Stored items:
══════════════════════════════

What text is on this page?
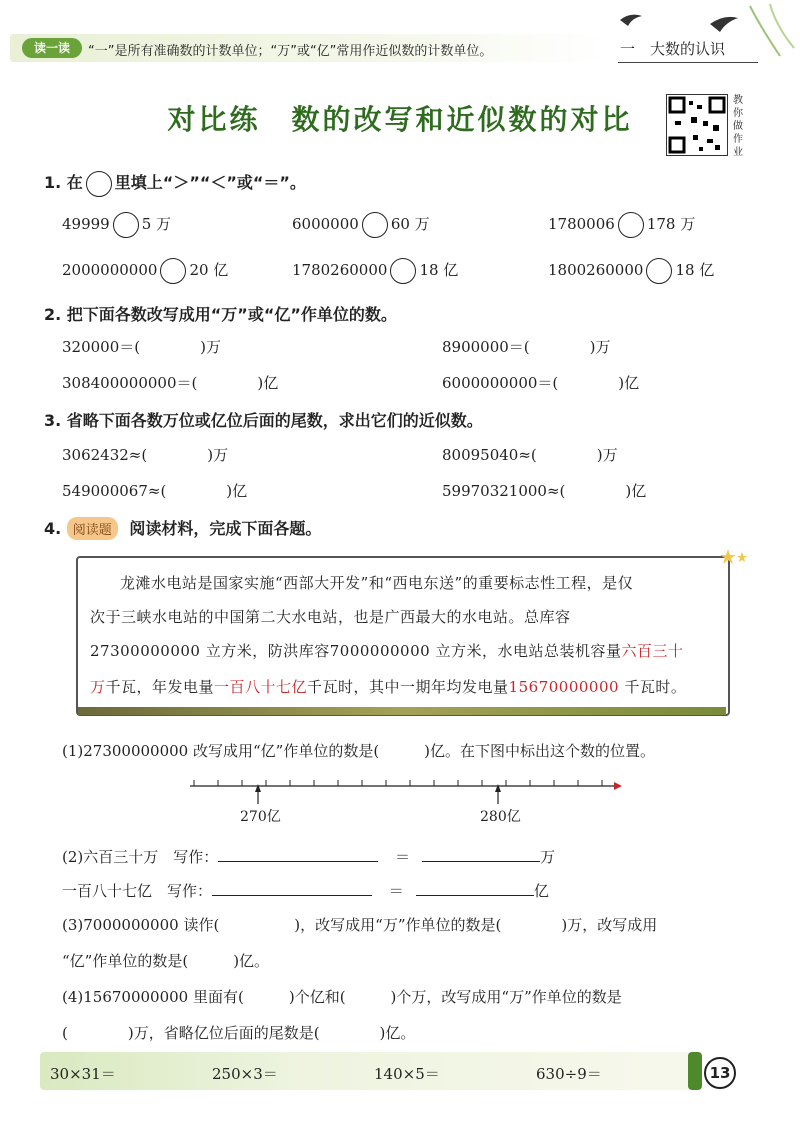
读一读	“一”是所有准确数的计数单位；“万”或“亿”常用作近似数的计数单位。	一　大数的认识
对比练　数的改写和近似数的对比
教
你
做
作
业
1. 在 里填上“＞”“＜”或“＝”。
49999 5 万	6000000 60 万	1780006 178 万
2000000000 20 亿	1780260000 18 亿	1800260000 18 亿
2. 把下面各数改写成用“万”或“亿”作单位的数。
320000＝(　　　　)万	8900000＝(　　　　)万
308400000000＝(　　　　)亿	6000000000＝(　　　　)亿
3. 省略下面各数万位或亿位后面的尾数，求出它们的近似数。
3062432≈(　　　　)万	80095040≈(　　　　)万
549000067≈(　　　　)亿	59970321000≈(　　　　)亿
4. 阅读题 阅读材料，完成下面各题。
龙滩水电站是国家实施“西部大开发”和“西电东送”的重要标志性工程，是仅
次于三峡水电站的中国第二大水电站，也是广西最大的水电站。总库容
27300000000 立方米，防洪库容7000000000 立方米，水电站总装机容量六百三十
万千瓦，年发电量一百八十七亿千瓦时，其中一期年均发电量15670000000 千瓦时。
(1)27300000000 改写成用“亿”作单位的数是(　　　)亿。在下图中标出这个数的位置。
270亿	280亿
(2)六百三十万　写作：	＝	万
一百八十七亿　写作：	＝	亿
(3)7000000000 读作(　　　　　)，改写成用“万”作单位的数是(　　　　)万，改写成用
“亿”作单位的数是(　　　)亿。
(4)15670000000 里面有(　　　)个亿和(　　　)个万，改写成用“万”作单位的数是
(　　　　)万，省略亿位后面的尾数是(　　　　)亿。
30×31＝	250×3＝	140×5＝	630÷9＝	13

══════════════════════════════

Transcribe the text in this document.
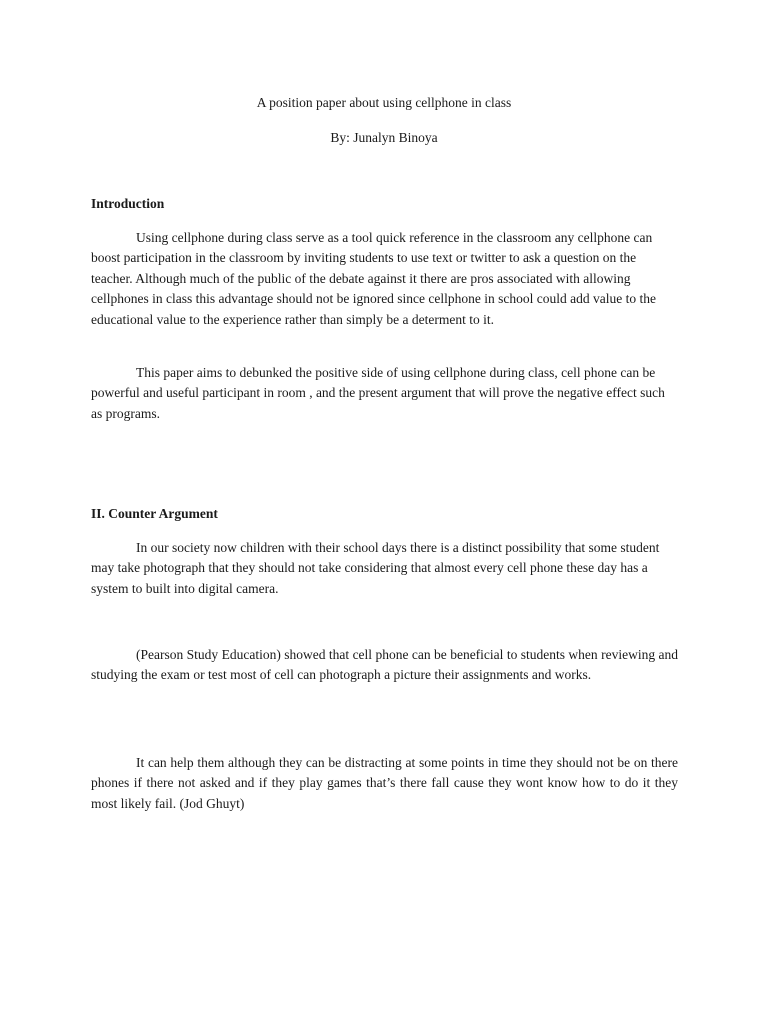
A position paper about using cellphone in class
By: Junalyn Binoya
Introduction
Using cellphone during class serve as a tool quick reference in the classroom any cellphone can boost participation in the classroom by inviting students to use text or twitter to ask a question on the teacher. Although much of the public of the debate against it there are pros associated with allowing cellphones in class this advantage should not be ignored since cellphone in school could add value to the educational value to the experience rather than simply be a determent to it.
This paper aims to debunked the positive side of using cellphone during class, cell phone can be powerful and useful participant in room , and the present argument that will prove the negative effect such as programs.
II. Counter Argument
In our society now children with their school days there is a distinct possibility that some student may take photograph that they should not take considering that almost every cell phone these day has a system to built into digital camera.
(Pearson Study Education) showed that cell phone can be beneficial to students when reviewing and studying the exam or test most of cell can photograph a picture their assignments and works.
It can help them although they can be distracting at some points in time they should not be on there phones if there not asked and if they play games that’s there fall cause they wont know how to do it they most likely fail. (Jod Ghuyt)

══════════════════════════════

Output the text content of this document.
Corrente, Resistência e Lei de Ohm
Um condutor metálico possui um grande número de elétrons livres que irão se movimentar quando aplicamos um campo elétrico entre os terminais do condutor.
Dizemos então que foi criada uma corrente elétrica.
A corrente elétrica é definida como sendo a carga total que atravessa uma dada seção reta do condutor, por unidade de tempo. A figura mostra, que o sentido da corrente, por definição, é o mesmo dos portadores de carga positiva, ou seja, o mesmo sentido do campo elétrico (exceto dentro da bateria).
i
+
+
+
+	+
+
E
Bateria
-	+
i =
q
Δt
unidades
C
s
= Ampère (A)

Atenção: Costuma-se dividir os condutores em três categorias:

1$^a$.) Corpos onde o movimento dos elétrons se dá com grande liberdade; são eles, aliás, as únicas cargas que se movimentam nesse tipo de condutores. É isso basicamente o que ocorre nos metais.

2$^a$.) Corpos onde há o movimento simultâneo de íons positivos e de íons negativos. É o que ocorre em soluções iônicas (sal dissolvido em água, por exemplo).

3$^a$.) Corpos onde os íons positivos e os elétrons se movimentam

══════════════════════════════

DIRECTIONS> Look through the data above. Copy every line with the string "document" in it.

EXERCISE ANSWER>
Transcribe the text in this document.
Output the text content of this document.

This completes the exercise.